_GIVEN TASK_: From the entries below, list each line with "Average".

[START DATA EXCERPTS]

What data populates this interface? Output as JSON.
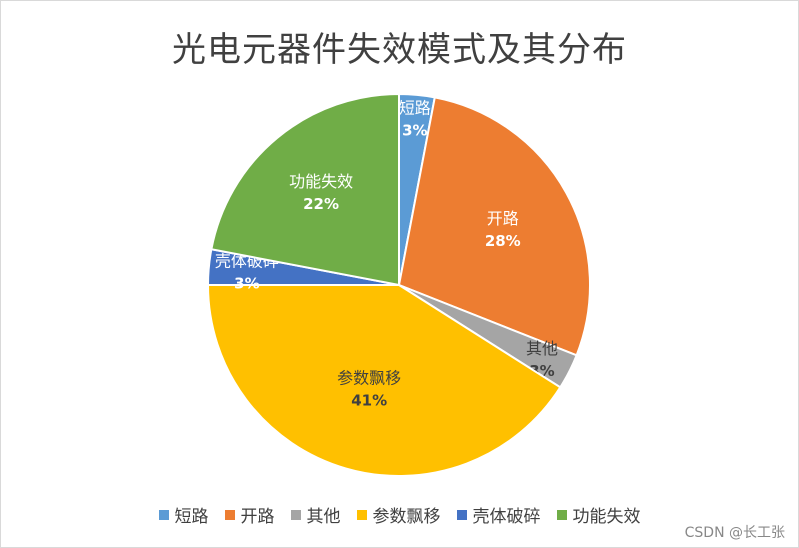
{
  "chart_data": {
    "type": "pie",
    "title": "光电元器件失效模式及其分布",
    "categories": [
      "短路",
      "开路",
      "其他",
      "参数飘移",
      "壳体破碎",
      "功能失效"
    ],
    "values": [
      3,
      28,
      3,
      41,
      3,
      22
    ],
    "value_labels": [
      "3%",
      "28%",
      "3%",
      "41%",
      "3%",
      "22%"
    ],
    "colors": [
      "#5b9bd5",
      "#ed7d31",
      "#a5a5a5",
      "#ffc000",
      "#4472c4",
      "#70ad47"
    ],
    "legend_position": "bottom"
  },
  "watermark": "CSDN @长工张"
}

[END DATA EXCERPTS]
[START DATA EXCERPTS]

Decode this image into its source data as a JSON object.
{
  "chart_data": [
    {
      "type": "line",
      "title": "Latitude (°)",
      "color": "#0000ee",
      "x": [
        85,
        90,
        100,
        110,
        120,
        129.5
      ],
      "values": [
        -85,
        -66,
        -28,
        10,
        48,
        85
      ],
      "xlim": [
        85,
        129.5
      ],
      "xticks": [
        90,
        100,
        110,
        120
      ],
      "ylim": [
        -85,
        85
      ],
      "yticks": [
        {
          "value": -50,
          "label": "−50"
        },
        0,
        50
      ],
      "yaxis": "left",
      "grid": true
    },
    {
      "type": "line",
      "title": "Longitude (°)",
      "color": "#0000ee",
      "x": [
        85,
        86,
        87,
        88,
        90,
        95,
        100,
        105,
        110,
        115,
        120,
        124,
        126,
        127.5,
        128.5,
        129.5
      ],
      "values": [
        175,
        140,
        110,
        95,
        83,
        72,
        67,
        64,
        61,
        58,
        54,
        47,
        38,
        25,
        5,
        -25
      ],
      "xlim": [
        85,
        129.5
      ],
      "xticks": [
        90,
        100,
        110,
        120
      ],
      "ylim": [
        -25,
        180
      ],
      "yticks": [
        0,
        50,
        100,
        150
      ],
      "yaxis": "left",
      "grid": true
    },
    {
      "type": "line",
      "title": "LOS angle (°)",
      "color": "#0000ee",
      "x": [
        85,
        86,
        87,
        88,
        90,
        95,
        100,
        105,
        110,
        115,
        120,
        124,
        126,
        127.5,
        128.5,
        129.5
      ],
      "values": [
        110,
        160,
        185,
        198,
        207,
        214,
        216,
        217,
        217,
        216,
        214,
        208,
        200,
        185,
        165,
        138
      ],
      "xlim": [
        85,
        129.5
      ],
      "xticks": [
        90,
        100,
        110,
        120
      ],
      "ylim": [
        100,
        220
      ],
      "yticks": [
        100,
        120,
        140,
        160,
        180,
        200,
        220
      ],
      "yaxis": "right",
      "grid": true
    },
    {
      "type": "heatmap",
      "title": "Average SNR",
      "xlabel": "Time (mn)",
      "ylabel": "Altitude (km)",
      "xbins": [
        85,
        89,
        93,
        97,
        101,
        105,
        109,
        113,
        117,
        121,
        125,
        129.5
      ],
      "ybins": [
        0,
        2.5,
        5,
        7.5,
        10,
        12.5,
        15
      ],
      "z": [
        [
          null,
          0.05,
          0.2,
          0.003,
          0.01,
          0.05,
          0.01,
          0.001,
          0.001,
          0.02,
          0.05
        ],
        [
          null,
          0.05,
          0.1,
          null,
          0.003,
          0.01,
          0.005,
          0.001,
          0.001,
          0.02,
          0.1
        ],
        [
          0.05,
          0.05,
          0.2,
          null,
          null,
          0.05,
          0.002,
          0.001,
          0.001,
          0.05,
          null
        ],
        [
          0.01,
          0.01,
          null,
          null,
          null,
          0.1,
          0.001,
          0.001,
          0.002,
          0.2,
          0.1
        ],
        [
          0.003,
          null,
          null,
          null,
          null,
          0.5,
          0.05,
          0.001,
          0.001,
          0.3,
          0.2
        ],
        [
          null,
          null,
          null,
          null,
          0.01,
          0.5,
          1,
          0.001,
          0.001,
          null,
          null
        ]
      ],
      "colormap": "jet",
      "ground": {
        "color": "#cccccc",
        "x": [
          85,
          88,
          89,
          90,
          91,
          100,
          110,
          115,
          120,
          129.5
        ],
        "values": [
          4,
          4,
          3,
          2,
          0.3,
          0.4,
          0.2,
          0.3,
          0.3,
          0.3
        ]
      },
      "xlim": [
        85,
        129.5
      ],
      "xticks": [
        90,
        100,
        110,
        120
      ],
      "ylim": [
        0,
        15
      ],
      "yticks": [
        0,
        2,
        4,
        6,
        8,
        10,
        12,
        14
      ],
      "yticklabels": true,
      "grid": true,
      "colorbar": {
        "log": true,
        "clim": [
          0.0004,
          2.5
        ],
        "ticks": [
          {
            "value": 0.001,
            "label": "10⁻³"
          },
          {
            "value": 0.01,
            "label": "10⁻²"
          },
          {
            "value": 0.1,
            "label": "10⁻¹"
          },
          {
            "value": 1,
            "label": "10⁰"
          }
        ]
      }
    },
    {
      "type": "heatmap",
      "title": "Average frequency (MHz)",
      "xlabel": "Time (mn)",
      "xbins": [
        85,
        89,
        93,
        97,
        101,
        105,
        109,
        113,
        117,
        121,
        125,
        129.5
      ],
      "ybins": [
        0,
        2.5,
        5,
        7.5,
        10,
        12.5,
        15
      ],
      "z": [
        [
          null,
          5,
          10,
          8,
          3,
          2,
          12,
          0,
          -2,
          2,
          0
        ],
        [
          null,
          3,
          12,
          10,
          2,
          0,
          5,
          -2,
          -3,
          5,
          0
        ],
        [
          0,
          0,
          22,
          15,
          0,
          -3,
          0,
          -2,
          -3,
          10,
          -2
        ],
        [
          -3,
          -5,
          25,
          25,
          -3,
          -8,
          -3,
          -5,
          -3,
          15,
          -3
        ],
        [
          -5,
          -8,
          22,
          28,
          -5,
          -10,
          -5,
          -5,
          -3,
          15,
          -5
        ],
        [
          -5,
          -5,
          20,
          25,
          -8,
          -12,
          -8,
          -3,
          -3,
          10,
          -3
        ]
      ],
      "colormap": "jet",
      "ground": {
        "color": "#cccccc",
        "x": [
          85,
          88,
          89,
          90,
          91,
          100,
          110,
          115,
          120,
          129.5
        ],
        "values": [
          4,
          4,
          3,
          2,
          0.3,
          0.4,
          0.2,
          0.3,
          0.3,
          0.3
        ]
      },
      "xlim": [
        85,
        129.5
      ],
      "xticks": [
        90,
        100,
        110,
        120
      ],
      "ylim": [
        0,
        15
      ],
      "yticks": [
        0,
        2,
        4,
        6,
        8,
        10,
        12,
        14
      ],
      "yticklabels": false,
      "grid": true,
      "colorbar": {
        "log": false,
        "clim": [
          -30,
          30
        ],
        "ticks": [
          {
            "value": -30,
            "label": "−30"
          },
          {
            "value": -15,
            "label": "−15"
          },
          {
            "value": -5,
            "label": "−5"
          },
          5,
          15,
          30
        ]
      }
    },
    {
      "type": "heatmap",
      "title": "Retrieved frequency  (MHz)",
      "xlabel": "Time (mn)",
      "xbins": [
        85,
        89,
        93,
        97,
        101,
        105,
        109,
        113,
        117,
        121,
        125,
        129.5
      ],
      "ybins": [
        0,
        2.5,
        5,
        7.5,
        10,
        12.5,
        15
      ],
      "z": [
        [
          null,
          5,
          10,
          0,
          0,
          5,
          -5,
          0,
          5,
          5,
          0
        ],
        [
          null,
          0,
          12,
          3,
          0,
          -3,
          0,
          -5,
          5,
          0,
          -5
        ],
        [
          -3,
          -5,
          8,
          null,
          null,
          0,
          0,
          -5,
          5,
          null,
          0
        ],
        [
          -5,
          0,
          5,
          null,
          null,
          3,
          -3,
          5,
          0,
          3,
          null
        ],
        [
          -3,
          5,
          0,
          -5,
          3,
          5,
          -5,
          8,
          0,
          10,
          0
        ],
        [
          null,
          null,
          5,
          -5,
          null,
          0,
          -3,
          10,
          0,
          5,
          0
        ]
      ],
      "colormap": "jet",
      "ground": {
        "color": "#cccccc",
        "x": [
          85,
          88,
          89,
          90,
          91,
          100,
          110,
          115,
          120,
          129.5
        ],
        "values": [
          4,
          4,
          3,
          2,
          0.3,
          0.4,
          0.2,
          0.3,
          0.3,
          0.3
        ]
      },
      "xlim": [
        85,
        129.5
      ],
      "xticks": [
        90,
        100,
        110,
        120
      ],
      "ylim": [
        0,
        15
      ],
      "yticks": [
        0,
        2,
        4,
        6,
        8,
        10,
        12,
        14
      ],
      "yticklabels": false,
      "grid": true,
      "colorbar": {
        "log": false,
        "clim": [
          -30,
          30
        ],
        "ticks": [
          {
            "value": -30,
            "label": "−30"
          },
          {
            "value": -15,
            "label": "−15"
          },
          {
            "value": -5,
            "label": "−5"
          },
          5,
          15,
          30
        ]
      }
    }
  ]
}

[END DATA EXCERPTS]

_RESULT_:
      "title": "Average SNR",
      "title": "Average frequency (MHz)",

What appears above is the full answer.